What you have to do -
Begin with the line containing "Decode this image", end with the last line of the records, and retype everything in between exactly, without the pictures.

***** Given entries *****

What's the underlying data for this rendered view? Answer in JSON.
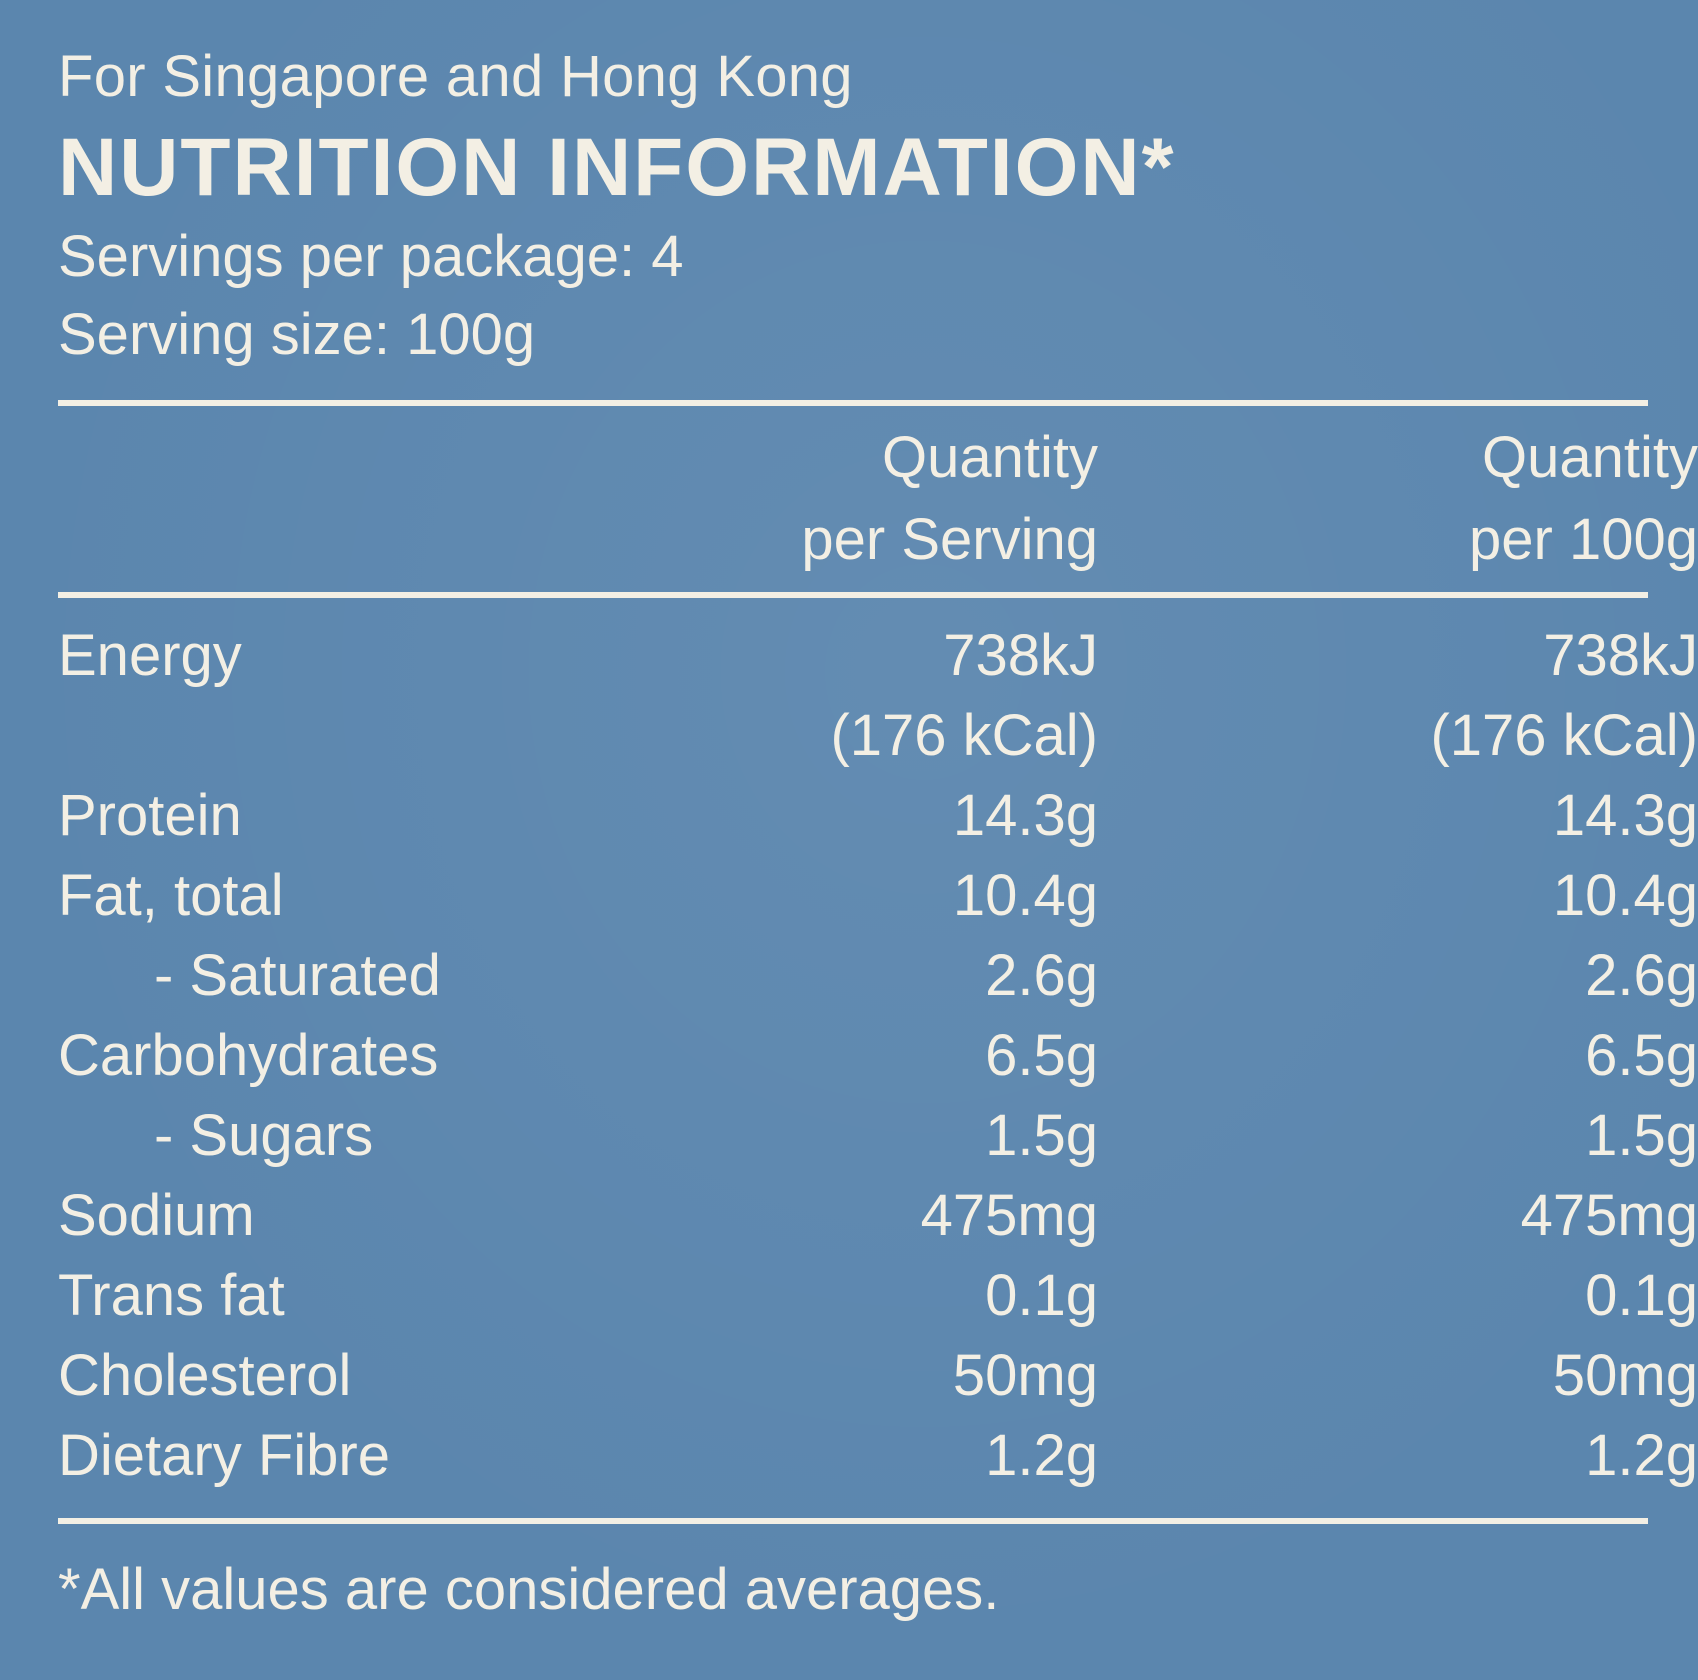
{
  "label": {
    "region": "For Singapore and Hong Kong",
    "title": "NUTRITION INFORMATION*",
    "servings_per_package": "Servings per package: 4",
    "serving_size": "Serving size: 100g",
    "background_color": "#5b86ae",
    "text_color": "#f3efe4"
  },
  "table": {
    "headers": {
      "per_serving": [
        "Quantity",
        "per Serving"
      ],
      "per_100g": [
        "Quantity",
        "per 100g"
      ]
    },
    "rows": [
      {
        "name": "Energy",
        "per_serving": [
          "738kJ",
          "(176 kCal)"
        ],
        "per_100g": [
          "738kJ",
          "(176 kCal)"
        ]
      },
      {
        "name": "Protein",
        "per_serving": [
          "14.3g"
        ],
        "per_100g": [
          "14.3g"
        ]
      },
      {
        "name": "Fat, total",
        "per_serving": [
          "10.4g"
        ],
        "per_100g": [
          "10.4g"
        ]
      },
      {
        "name": "- Saturated",
        "per_serving": [
          "2.6g"
        ],
        "per_100g": [
          "2.6g"
        ],
        "sub": true
      },
      {
        "name": "Carbohydrates",
        "per_serving": [
          "6.5g"
        ],
        "per_100g": [
          "6.5g"
        ]
      },
      {
        "name": "- Sugars",
        "per_serving": [
          "1.5g"
        ],
        "per_100g": [
          "1.5g"
        ],
        "sub": true
      },
      {
        "name": "Sodium",
        "per_serving": [
          "475mg"
        ],
        "per_100g": [
          "475mg"
        ]
      },
      {
        "name": "Trans fat",
        "per_serving": [
          "0.1g"
        ],
        "per_100g": [
          "0.1g"
        ]
      },
      {
        "name": "Cholesterol",
        "per_serving": [
          "50mg"
        ],
        "per_100g": [
          "50mg"
        ]
      },
      {
        "name": "Dietary Fibre",
        "per_serving": [
          "1.2g"
        ],
        "per_100g": [
          "1.2g"
        ]
      }
    ]
  },
  "footnote": "*All values are considered averages."
}
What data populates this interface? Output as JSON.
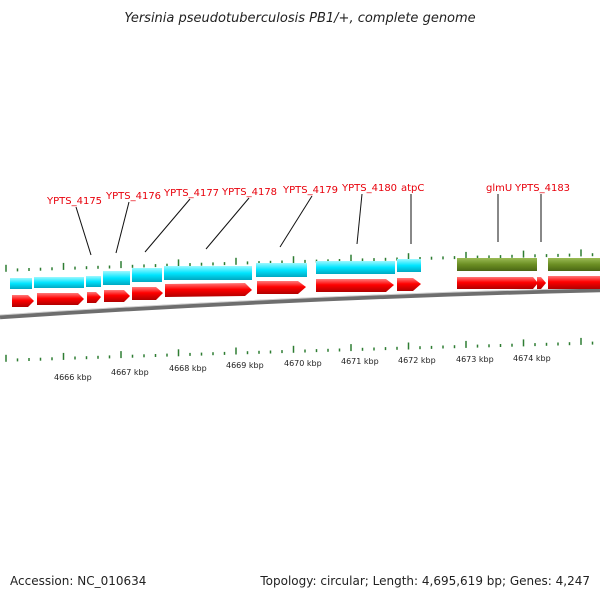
{
  "title": "Yersinia pseudotuberculosis PB1/+, complete genome",
  "footer": {
    "accession": "Accession: NC_010634",
    "summary": "Topology: circular; Length: 4,695,619 bp; Genes: 4,247"
  },
  "colors": {
    "gene_label": "#e8000b",
    "cds_forward": "#ff0000",
    "feature_cyan": "#00e5ff",
    "feature_olive": "#6b8e23",
    "tick_green": "#2e7d32",
    "backbone": "#6e6e6e"
  },
  "gene_labels": [
    {
      "text": "YPTS_4175"
    },
    {
      "text": "YPTS_4176"
    },
    {
      "text": "YPTS_4177"
    },
    {
      "text": "YPTS_4178"
    },
    {
      "text": "YPTS_4179"
    },
    {
      "text": "YPTS_4180"
    },
    {
      "text": "atpC"
    },
    {
      "text": "glmU"
    },
    {
      "text": "YPTS_4183"
    }
  ],
  "scale_labels": [
    "4666 kbp",
    "4667 kbp",
    "4668 kbp",
    "4669 kbp",
    "4670 kbp",
    "4671 kbp",
    "4672 kbp",
    "4673 kbp",
    "4674 kbp"
  ]
}
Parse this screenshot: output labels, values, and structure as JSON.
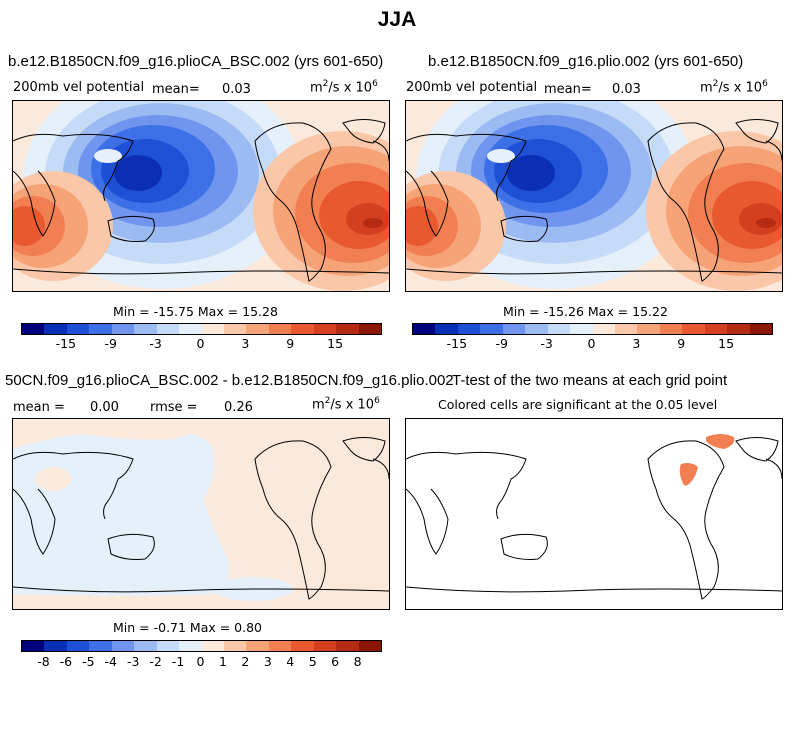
{
  "title": "JJA",
  "colors": {
    "land": "#000000",
    "palette18": [
      "#00007f",
      "#0a2fb5",
      "#1e50d6",
      "#3d6fe6",
      "#6f95ee",
      "#9dbbf3",
      "#c6dbf8",
      "#e6f0fb",
      "#fbe9dc",
      "#fac8a8",
      "#f7a378",
      "#f27f51",
      "#e8592f",
      "#d4401f",
      "#b42a12",
      "#8a1606"
    ],
    "palette16": [
      "#00007f",
      "#0a2fb5",
      "#1e50d6",
      "#3d6fe6",
      "#6f95ee",
      "#9dbbf3",
      "#c6dbf8",
      "#e6f0fb",
      "#fbe9dc",
      "#fac8a8",
      "#f7a378",
      "#f27f51",
      "#e8592f",
      "#d4401f",
      "#b42a12",
      "#8a1606"
    ]
  },
  "panels": {
    "p1": {
      "title": "b.e12.B1850CN.f09_g16.plioCA_BSC.002 (yrs 601-650)",
      "left_label": "200mb vel potential",
      "mean_label": "mean=",
      "mean_value": "0.03",
      "units_base": "m",
      "units_sup": "2",
      "units_mid": "/s x 10",
      "units_sup2": "6",
      "minmax": "Min = -15.75 Max =  15.28"
    },
    "p2": {
      "title": "b.e12.B1850CN.f09_g16.plio.002 (yrs 601-650)",
      "left_label": "200mb vel potential",
      "mean_label": "mean=",
      "mean_value": "0.03",
      "units_base": "m",
      "units_sup": "2",
      "units_mid": "/s x 10",
      "units_sup2": "6",
      "minmax": "Min = -15.26 Max =  15.22"
    },
    "p3": {
      "title": "50CN.f09_g16.plioCA_BSC.002 - b.e12.B1850CN.f09_g16.plio.002",
      "mean_label": "mean =",
      "mean_value": "0.00",
      "rmse_label": "rmse =",
      "rmse_value": "0.26",
      "units_base": "m",
      "units_sup": "2",
      "units_mid": "/s x 10",
      "units_sup2": "6",
      "minmax": "Min = -0.71 Max =  0.80"
    },
    "p4": {
      "title": "T-test of the two means at each grid point",
      "subtitle": "Colored cells are significant at the 0.05 level"
    }
  },
  "chart_data": [
    {
      "type": "heatmap",
      "title": "b.e12.B1850CN.f09_g16.plioCA_BSC.002 (yrs 601-650)",
      "variable": "200mb vel potential",
      "units": "m^2/s x 10^6",
      "mean": 0.03,
      "min": -15.75,
      "max": 15.28,
      "colorbar_ticks": [
        "-15",
        "-9",
        "-3",
        "0",
        "3",
        "9",
        "15"
      ]
    },
    {
      "type": "heatmap",
      "title": "b.e12.B1850CN.f09_g16.plio.002 (yrs 601-650)",
      "variable": "200mb vel potential",
      "units": "m^2/s x 10^6",
      "mean": 0.03,
      "min": -15.26,
      "max": 15.22,
      "colorbar_ticks": [
        "-15",
        "-9",
        "-3",
        "0",
        "3",
        "9",
        "15"
      ]
    },
    {
      "type": "heatmap",
      "title": "50CN.f09_g16.plioCA_BSC.002 - b.e12.B1850CN.f09_g16.plio.002",
      "units": "m^2/s x 10^6",
      "mean": 0.0,
      "rmse": 0.26,
      "min": -0.71,
      "max": 0.8,
      "colorbar_ticks": [
        "-8",
        "-6",
        "-5",
        "-4",
        "-3",
        "-2",
        "-1",
        "0",
        "1",
        "2",
        "3",
        "4",
        "5",
        "6",
        "8"
      ]
    },
    {
      "type": "heatmap",
      "title": "T-test of the two means at each grid point",
      "note": "Colored cells are significant at the 0.05 level"
    }
  ]
}
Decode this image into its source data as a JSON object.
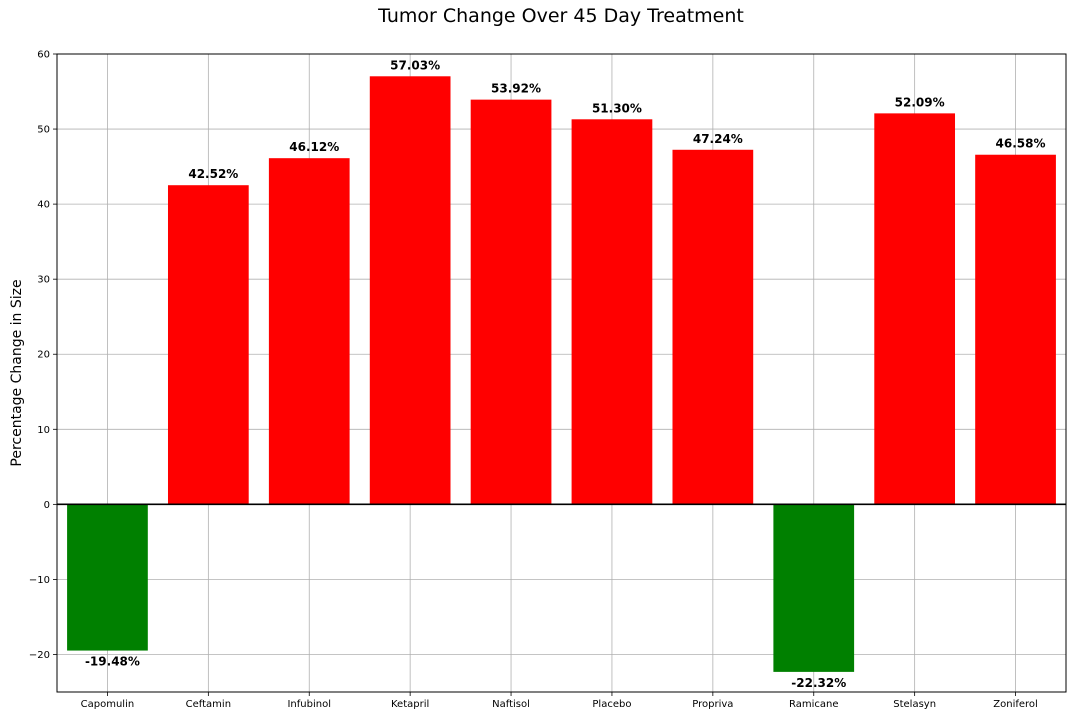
{
  "chart_data": {
    "type": "bar",
    "title": "Tumor Change Over 45 Day Treatment",
    "xlabel": "",
    "ylabel": "Percentage Change in Size",
    "categories": [
      "Capomulin",
      "Ceftamin",
      "Infubinol",
      "Ketapril",
      "Naftisol",
      "Placebo",
      "Propriva",
      "Ramicane",
      "Stelasyn",
      "Zoniferol"
    ],
    "values": [
      -19.48,
      42.52,
      46.12,
      57.03,
      53.92,
      51.3,
      47.24,
      -22.32,
      52.09,
      46.58
    ],
    "data_labels": [
      "-19.48%",
      "42.52%",
      "46.12%",
      "57.03%",
      "53.92%",
      "51.30%",
      "47.24%",
      "-22.32%",
      "52.09%",
      "46.58%"
    ],
    "ylim": [
      -25,
      60
    ],
    "yticks": [
      -20,
      -10,
      0,
      10,
      20,
      30,
      40,
      50,
      60
    ],
    "ytick_labels": [
      "−20",
      "−10",
      "0",
      "10",
      "20",
      "30",
      "40",
      "50",
      "60"
    ],
    "grid": true,
    "colors": {
      "positive": "#ff0000",
      "negative": "#008000"
    }
  }
}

*****

The answer -
Decode this image into its source data as a JSON object.
{
  "chart_data": {
    "type": "bar",
    "title": "Tumor Change Over 45 Day Treatment",
    "xlabel": "",
    "ylabel": "Percentage Change in Size",
    "categories": [
      "Capomulin",
      "Ceftamin",
      "Infubinol",
      "Ketapril",
      "Naftisol",
      "Placebo",
      "Propriva",
      "Ramicane",
      "Stelasyn",
      "Zoniferol"
    ],
    "values": [
      -19.48,
      42.52,
      46.12,
      57.03,
      53.92,
      51.3,
      47.24,
      -22.32,
      52.09,
      46.58
    ],
    "data_labels": [
      "-19.48%",
      "42.52%",
      "46.12%",
      "57.03%",
      "53.92%",
      "51.30%",
      "47.24%",
      "-22.32%",
      "52.09%",
      "46.58%"
    ],
    "ylim": [
      -25,
      60
    ],
    "yticks": [
      -20,
      -10,
      0,
      10,
      20,
      30,
      40,
      50,
      60
    ],
    "ytick_labels": [
      "−20",
      "−10",
      "0",
      "10",
      "20",
      "30",
      "40",
      "50",
      "60"
    ],
    "grid": true,
    "colors": {
      "positive": "#ff0000",
      "negative": "#008000"
    }
  }
}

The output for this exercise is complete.